Copy every line from the data below in which the string "this" can be found.

Data excerpts
----

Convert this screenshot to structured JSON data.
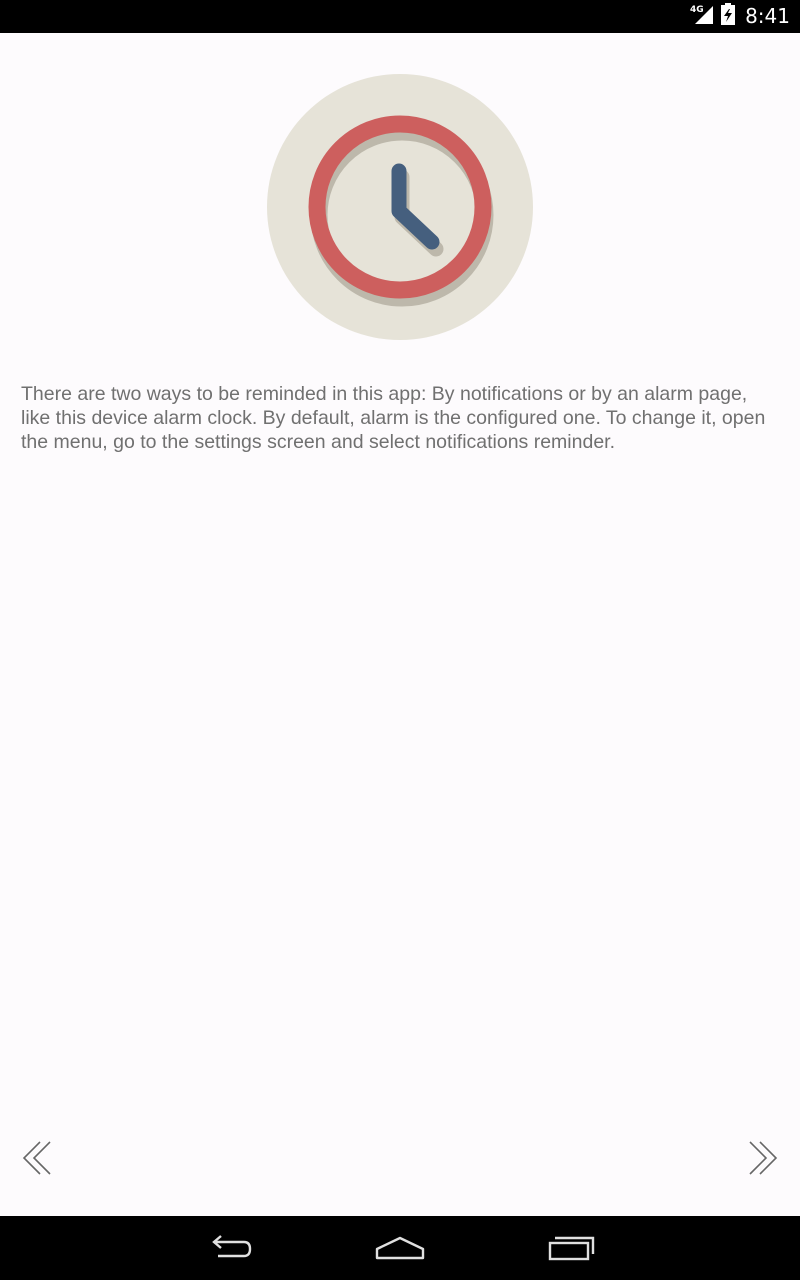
{
  "status_bar": {
    "network": "4G",
    "time": "8:41"
  },
  "illustration": {
    "icon": "alarm-clock-icon",
    "colors": {
      "disc": "#e6e3d8",
      "ring": "#cd5f5e",
      "shadow": "#bdb8ab",
      "hands": "#455f7e"
    }
  },
  "description": "There are two ways to be reminded in this app: By notifications or by an alarm page, like this device alarm clock. By default, alarm is the configured one. To change it, open the menu, go to the settings screen and select notifications reminder.",
  "navigation": {
    "prev_icon": "double-chevron-left-icon",
    "next_icon": "double-chevron-right-icon"
  },
  "system_nav": {
    "back_icon": "back-icon",
    "home_icon": "home-icon",
    "recents_icon": "recents-icon"
  }
}
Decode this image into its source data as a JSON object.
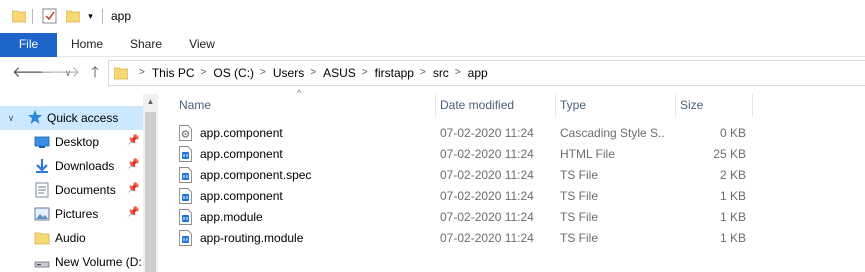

----

● Response
Convert this screenshot to structured JSON data.
  "description": "There are two ways to be reminded in this app: By notifications or by an alarm page, like this device alarm clock. By default, alarm is the configured one. To change it, open the menu, go to the settings screen and select notifications reminder.",
Decode this image into its source data as a JSON object.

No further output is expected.